:: Material supplied ::
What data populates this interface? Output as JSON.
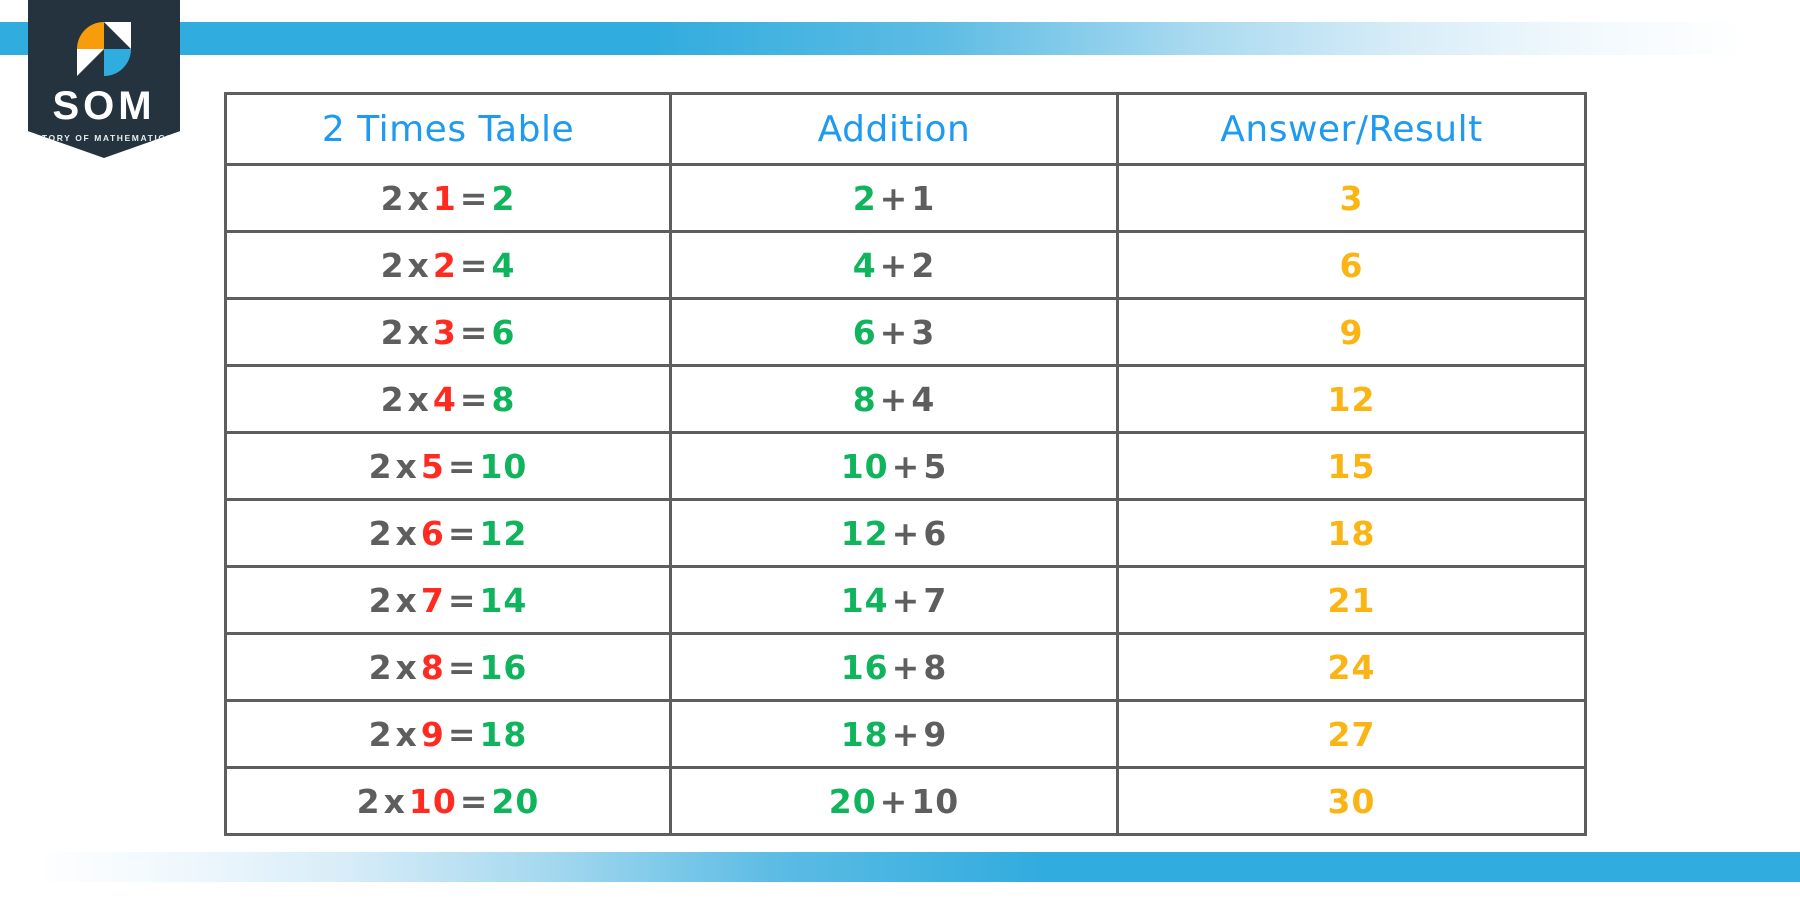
{
  "logo": {
    "name": "SOM",
    "tagline": "STORY OF MATHEMATICS",
    "mark_icon": "som-s-mark-icon",
    "colors": {
      "banner": "#24333D",
      "orange": "#F79C0A",
      "blue": "#31ACDE",
      "white": "#FFFFFF"
    }
  },
  "decor": {
    "top_band_color": "#31ACDE",
    "bottom_band_color": "#31ACDE"
  },
  "table": {
    "headers": [
      "2 Times Table",
      "Addition",
      "Answer/Result"
    ],
    "header_color": "#1E9BF0",
    "border_color": "#5E5E5E",
    "colors": {
      "base": "#5E5E5E",
      "multiplier": "#FF2B21",
      "product": "#0FB45C",
      "answer": "#FAB413"
    },
    "symbols": {
      "times": "x",
      "equals": "=",
      "plus": "+"
    },
    "base_factor": "2",
    "rows": [
      {
        "multiplier": "1",
        "product": "2",
        "addend": "1",
        "answer": "3"
      },
      {
        "multiplier": "2",
        "product": "4",
        "addend": "2",
        "answer": "6"
      },
      {
        "multiplier": "3",
        "product": "6",
        "addend": "3",
        "answer": "9"
      },
      {
        "multiplier": "4",
        "product": "8",
        "addend": "4",
        "answer": "12"
      },
      {
        "multiplier": "5",
        "product": "10",
        "addend": "5",
        "answer": "15"
      },
      {
        "multiplier": "6",
        "product": "12",
        "addend": "6",
        "answer": "18"
      },
      {
        "multiplier": "7",
        "product": "14",
        "addend": "7",
        "answer": "21"
      },
      {
        "multiplier": "8",
        "product": "16",
        "addend": "8",
        "answer": "24"
      },
      {
        "multiplier": "9",
        "product": "18",
        "addend": "9",
        "answer": "27"
      },
      {
        "multiplier": "10",
        "product": "20",
        "addend": "10",
        "answer": "30"
      }
    ]
  }
}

:: What to work on ::
With the pictures omitted, reproduce the records in full and exactly.

:: Expected answer ::
What data populates this interface? Output as JSON.
{
  "logo": {
    "name": "SOM",
    "tagline": "STORY OF MATHEMATICS",
    "mark_icon": "som-s-mark-icon",
    "colors": {
      "banner": "#24333D",
      "orange": "#F79C0A",
      "blue": "#31ACDE",
      "white": "#FFFFFF"
    }
  },
  "decor": {
    "top_band_color": "#31ACDE",
    "bottom_band_color": "#31ACDE"
  },
  "table": {
    "headers": [
      "2 Times Table",
      "Addition",
      "Answer/Result"
    ],
    "header_color": "#1E9BF0",
    "border_color": "#5E5E5E",
    "colors": {
      "base": "#5E5E5E",
      "multiplier": "#FF2B21",
      "product": "#0FB45C",
      "answer": "#FAB413"
    },
    "symbols": {
      "times": "x",
      "equals": "=",
      "plus": "+"
    },
    "base_factor": "2",
    "rows": [
      {
        "multiplier": "1",
        "product": "2",
        "addend": "1",
        "answer": "3"
      },
      {
        "multiplier": "2",
        "product": "4",
        "addend": "2",
        "answer": "6"
      },
      {
        "multiplier": "3",
        "product": "6",
        "addend": "3",
        "answer": "9"
      },
      {
        "multiplier": "4",
        "product": "8",
        "addend": "4",
        "answer": "12"
      },
      {
        "multiplier": "5",
        "product": "10",
        "addend": "5",
        "answer": "15"
      },
      {
        "multiplier": "6",
        "product": "12",
        "addend": "6",
        "answer": "18"
      },
      {
        "multiplier": "7",
        "product": "14",
        "addend": "7",
        "answer": "21"
      },
      {
        "multiplier": "8",
        "product": "16",
        "addend": "8",
        "answer": "24"
      },
      {
        "multiplier": "9",
        "product": "18",
        "addend": "9",
        "answer": "27"
      },
      {
        "multiplier": "10",
        "product": "20",
        "addend": "10",
        "answer": "30"
      }
    ]
  }
}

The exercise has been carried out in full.